For example, in block 124724 the miner claimed one satoshi less than they could have. This means that satoshi 623625999999999 never existed, and that means the ordinal for the first satoshi of block 12475 should be one lower than expected. Or does it?
It can be argued that a more “natural” ordering of satoshis would take the missing satoshi into account, but that is a pain in the neck to handle in a computer program. So Rodamor has taken the simpler step of assuming the full block reward will be claimed, and so there are going to be numbered satoshis that will never exist.
I can’t blame Rodamor for taking the easier approach. Only the most pedantic software developer wouldn’t.
And now — the ordering!
Given that the blocks are ordered, based on the time at which they were found, we can apply a coarse ordering for the satoshis that are created in a block.
The first block contains satoshi number 0 (yes, we start counting at zero) through to satoshi 4,999,999,999. The second block contains satoshi number 5,000,000,000 through to satoshi 9,999,999,999, and so on.
You can imagine each block as a canvas bag, and the satoshis generated in the block as apples within that bag. We can label the first bag with the range of identifying numbers (i.e. 0 through 4,999,999,999), and the second bag with its range, and so on.
What we don’t know is the individual number within the range to assign to a given satoshi or apple. But this doesn’t matter — if a particular item is never taken out of the bag, then it doesn’t matter what its number is. So Rodamor introduces the “first in, first out” principle.

**Stored data:**
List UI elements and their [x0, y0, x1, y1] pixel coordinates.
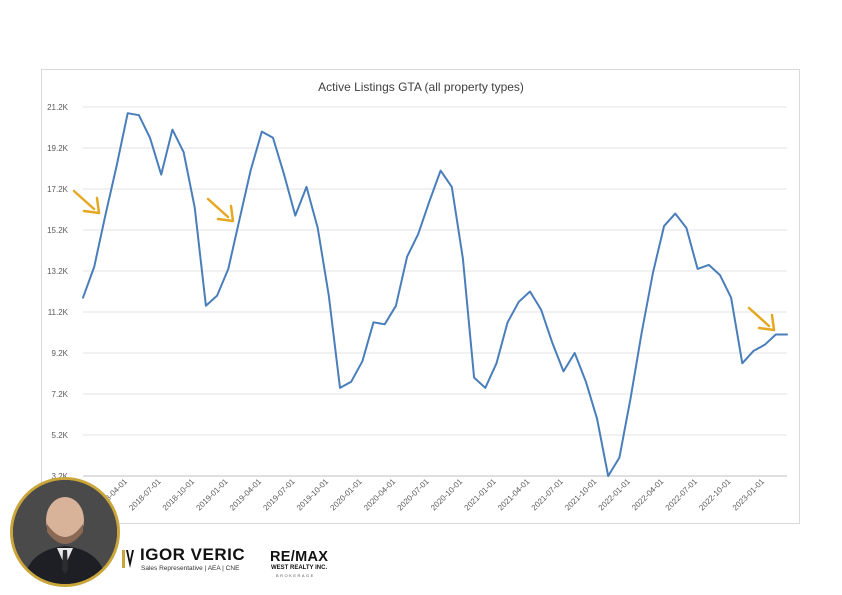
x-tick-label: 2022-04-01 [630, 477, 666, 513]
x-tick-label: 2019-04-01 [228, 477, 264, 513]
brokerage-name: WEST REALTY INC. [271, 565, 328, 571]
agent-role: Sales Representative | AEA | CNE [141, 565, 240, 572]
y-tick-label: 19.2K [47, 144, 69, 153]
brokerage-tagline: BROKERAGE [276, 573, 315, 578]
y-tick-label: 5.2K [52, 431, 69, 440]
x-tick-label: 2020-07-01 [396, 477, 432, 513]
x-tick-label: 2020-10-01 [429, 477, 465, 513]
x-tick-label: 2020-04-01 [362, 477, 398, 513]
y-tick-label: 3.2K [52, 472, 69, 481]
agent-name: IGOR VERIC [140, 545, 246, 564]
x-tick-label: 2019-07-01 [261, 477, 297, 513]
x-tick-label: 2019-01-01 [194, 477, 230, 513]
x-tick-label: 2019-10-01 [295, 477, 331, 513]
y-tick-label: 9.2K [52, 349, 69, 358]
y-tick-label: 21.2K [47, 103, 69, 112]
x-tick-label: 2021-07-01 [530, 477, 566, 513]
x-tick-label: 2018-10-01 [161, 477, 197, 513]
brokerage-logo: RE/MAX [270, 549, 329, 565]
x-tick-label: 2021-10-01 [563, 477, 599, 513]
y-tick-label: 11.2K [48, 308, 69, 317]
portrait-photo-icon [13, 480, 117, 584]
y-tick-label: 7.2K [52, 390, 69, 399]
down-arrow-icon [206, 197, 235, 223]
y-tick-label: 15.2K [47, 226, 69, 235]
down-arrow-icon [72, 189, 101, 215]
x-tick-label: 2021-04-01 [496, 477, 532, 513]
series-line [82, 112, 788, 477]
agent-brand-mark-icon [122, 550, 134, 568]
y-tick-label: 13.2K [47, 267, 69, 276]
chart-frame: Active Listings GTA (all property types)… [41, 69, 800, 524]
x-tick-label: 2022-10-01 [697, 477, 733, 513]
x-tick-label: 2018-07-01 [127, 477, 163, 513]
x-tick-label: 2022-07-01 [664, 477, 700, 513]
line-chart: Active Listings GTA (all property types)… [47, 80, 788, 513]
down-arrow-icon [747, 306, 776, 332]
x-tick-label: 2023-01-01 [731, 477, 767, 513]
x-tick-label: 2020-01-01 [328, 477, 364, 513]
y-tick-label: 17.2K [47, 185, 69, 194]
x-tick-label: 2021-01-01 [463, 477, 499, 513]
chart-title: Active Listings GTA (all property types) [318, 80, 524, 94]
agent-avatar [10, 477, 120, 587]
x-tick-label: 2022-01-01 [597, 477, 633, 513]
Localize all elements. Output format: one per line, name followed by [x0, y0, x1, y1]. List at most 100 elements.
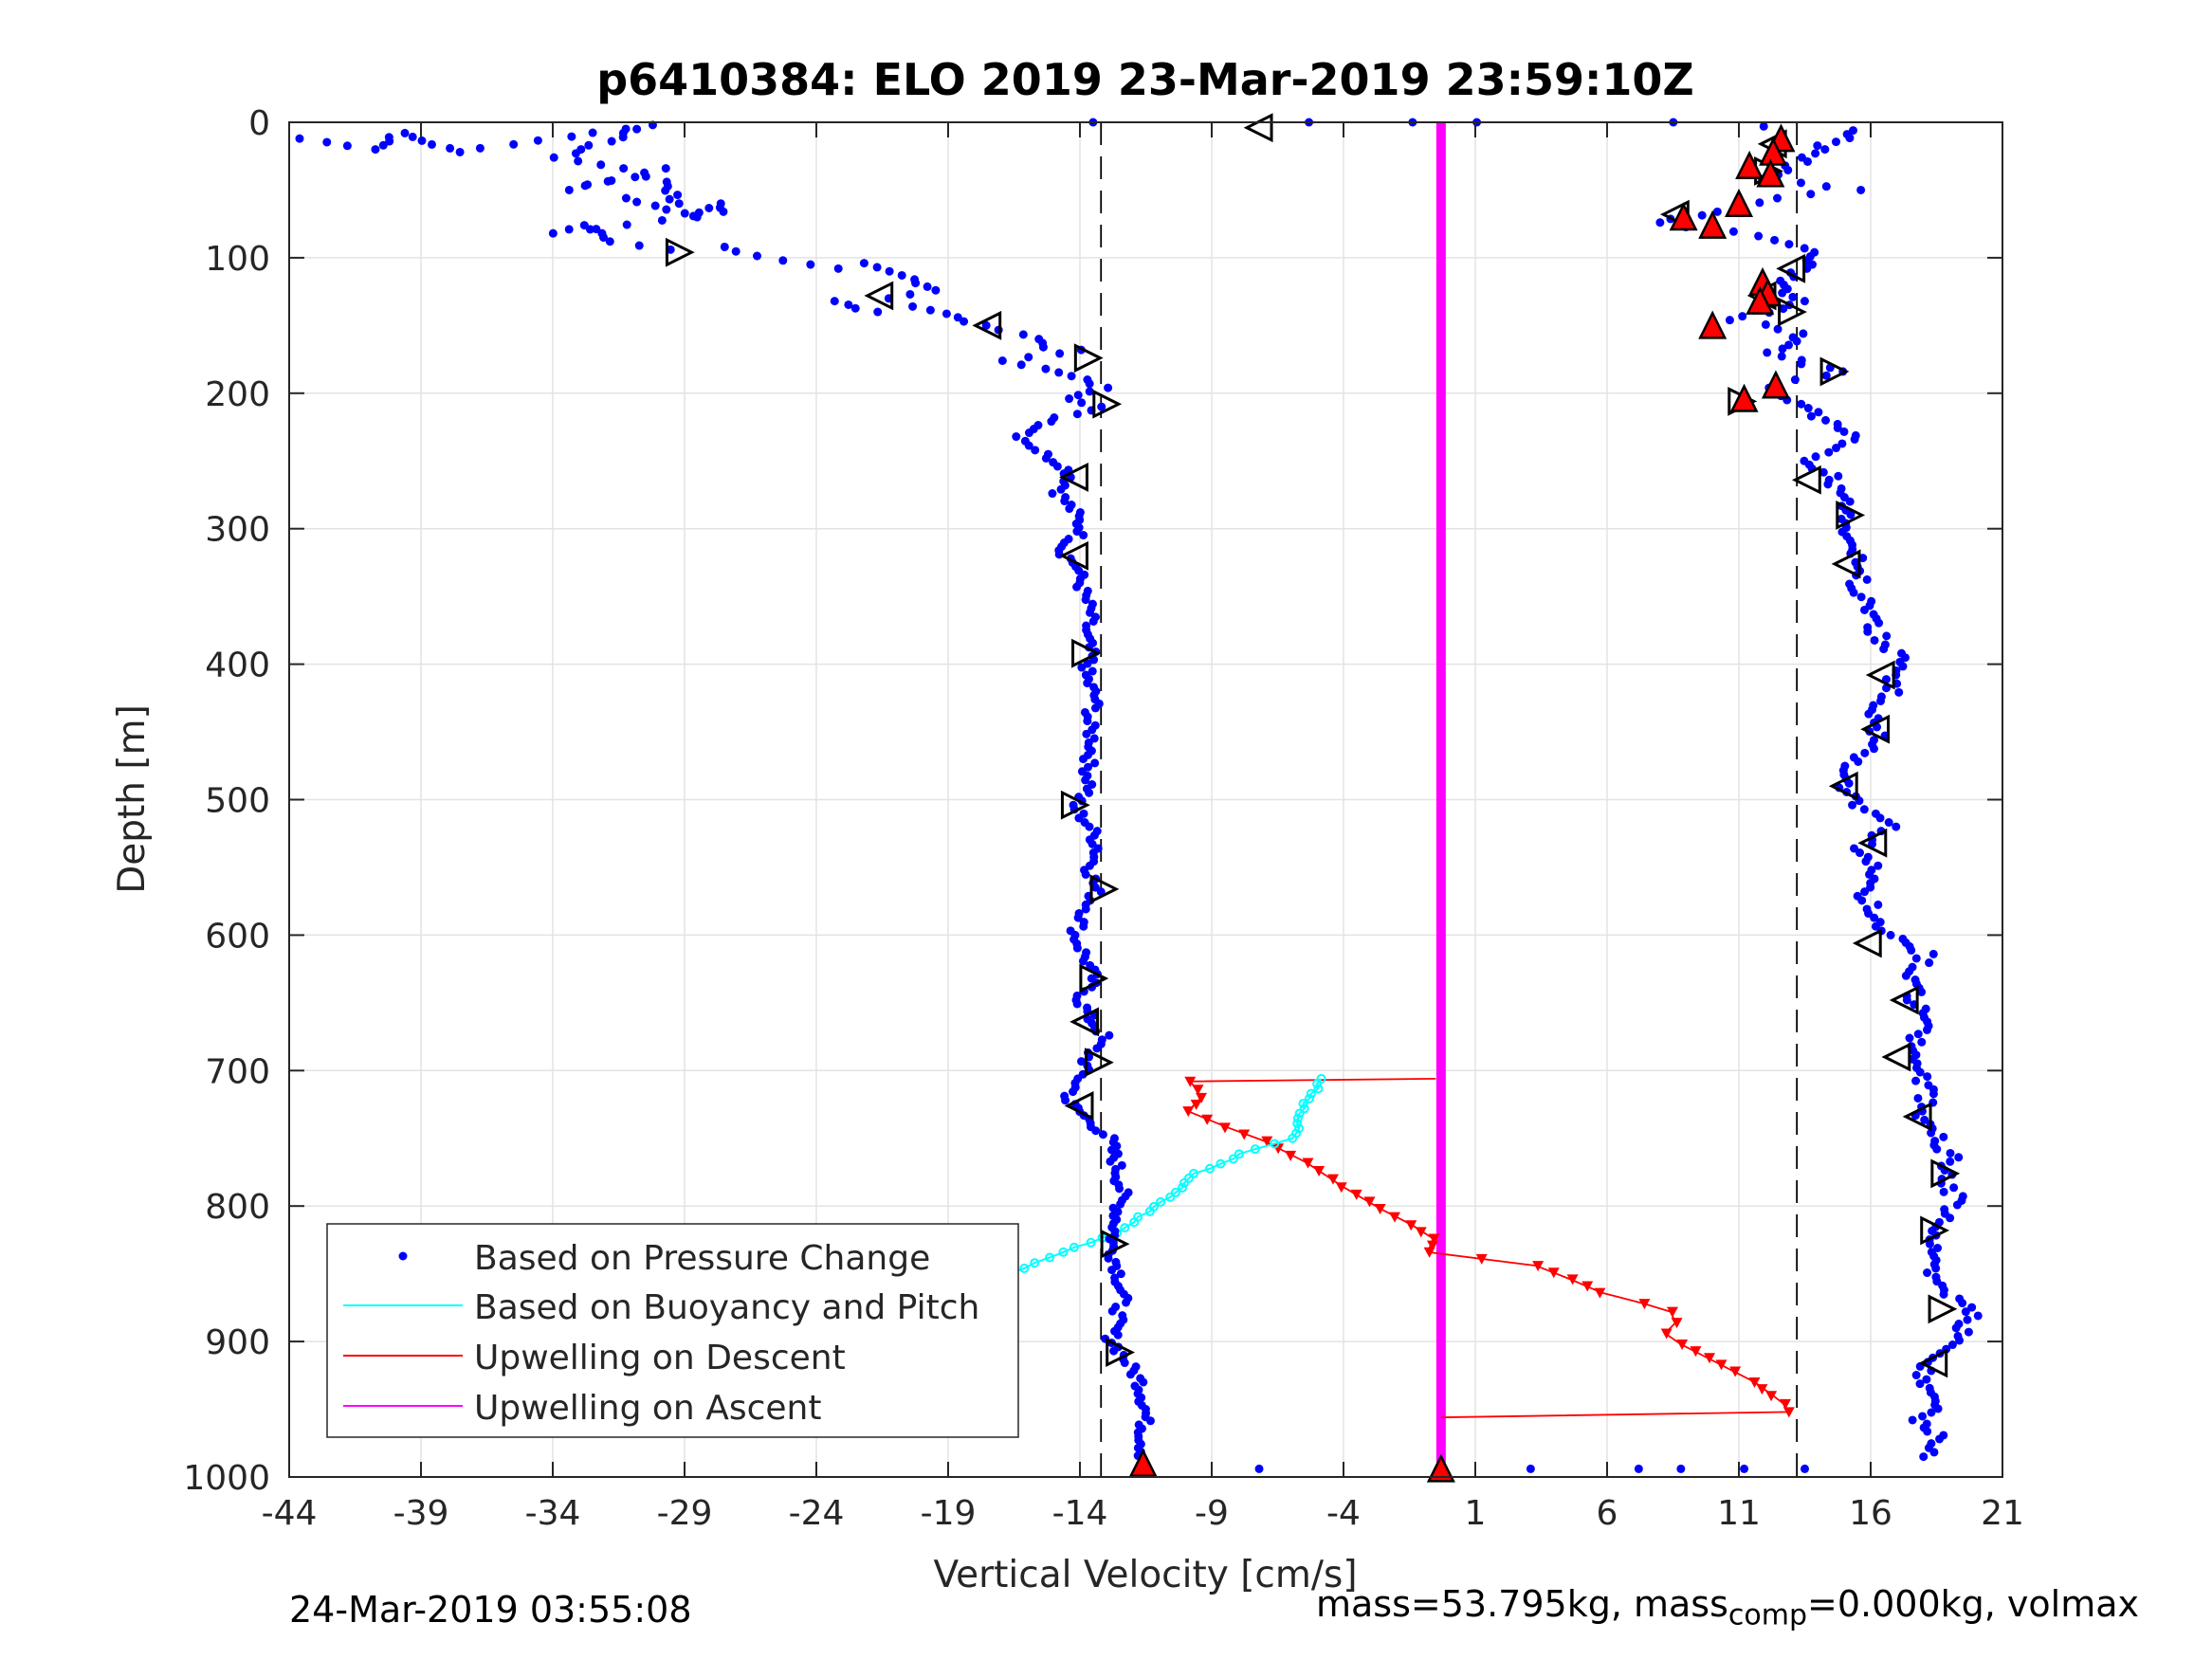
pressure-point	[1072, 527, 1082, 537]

**Short problem:**
From the text on numbering satoshis, copy the passage from "The first block" up to and including "9,999,999,999, and so on.". The data have nothing to do with this.

**Task solution:**
The first block contains satoshi number 0 (yes, we start counting at zero) through to satoshi 4,999,999,999. The second block contains satoshi number 5,000,000,000 through to satoshi 9,999,999,999, and so on.